[Dataset items]
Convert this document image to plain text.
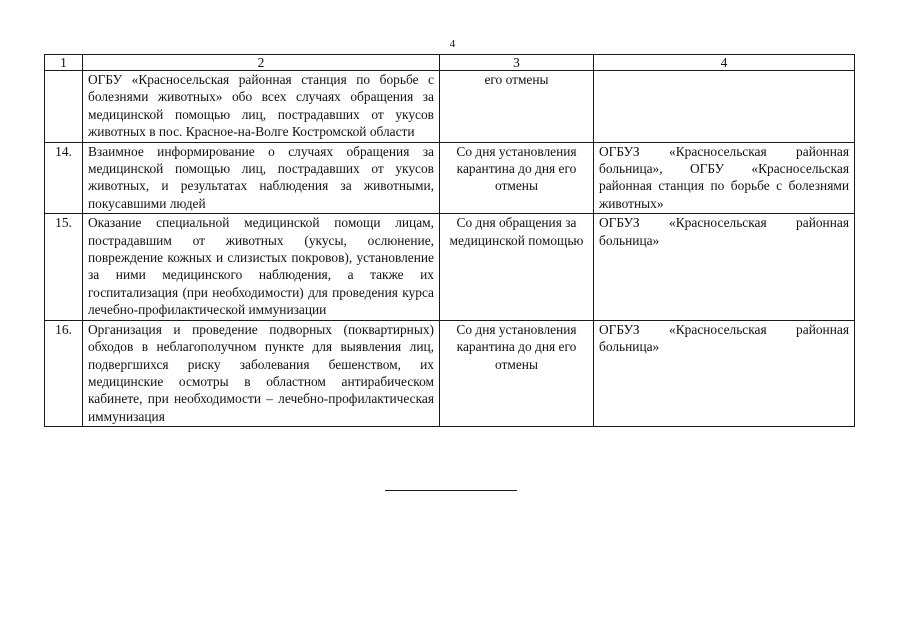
4
1	2	3	4
	ОГБУ «Красносельская районная станция по борьбе с болезнями животных» обо всех случаях обращения за медицинской помощью лиц, пострадавших от укусов животных в пос. Красное-на-Волге Костромской области	его отмены	
14.	Взаимное информирование о случаях обращения за медицинской помощью лиц, пострадавших от укусов животных, и результатах наблюдения за животными, покусавшими людей	Со дня установления карантина до дня его отмены	ОГБУЗ «Красносельская районная больница», ОГБУ «Красносельская районная станция по борьбе с болезнями животных»
15.	Оказание специальной медицинской помощи лицам, пострадавшим от животных (укусы, ослюнение, повреждение кожных и слизистых покровов), установление за ними медицинского наблюдения, а также их госпитализация (при необходимости) для проведения курса лечебно-профилактической иммунизации	Со дня обращения за медицинской помощью	ОГБУЗ «Красносельская районная больница»
16.	Организация и проведение подворных (поквартирных) обходов в неблагополучном пункте для выявления лиц, подвергшихся риску заболевания бешенством, их медицинские осмотры в областном антирабическом кабинете, при необходимости – лечебно-профилактическая иммунизация	Со дня установления карантина до дня его отмены	ОГБУЗ «Красносельская районная больница»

**The exercise**
Take the entries shown above and quote them verbatim, passing over the pictures.

**Solved problem**
Convert this document image to plain text.
4
1	2	3	4
	ОГБУ «Красносельская районная станция по борьбе с болезнями животных» обо всех случаях обращения за медицинской помощью лиц, пострадавших от укусов животных в пос. Красное-на-Волге Костромской области	его отмены	
14.	Взаимное информирование о случаях обращения за медицинской помощью лиц, пострадавших от укусов животных, и результатах наблюдения за животными, покусавшими людей	Со дня установления карантина до дня его отмены	ОГБУЗ «Красносельская районная больница», ОГБУ «Красносельская районная станция по борьбе с болезнями животных»
15.	Оказание специальной медицинской помощи лицам, пострадавшим от животных (укусы, ослюнение, повреждение кожных и слизистых покровов), установление за ними медицинского наблюдения, а также их госпитализация (при необходимости) для проведения курса лечебно-профилактической иммунизации	Со дня обращения за медицинской помощью	ОГБУЗ «Красносельская районная больница»
16.	Организация и проведение подворных (поквартирных) обходов в неблагополучном пункте для выявления лиц, подвергшихся риску заболевания бешенством, их медицинские осмотры в областном антирабическом кабинете, при необходимости – лечебно-профилактическая иммунизация	Со дня установления карантина до дня его отмены	ОГБУЗ «Красносельская районная больница»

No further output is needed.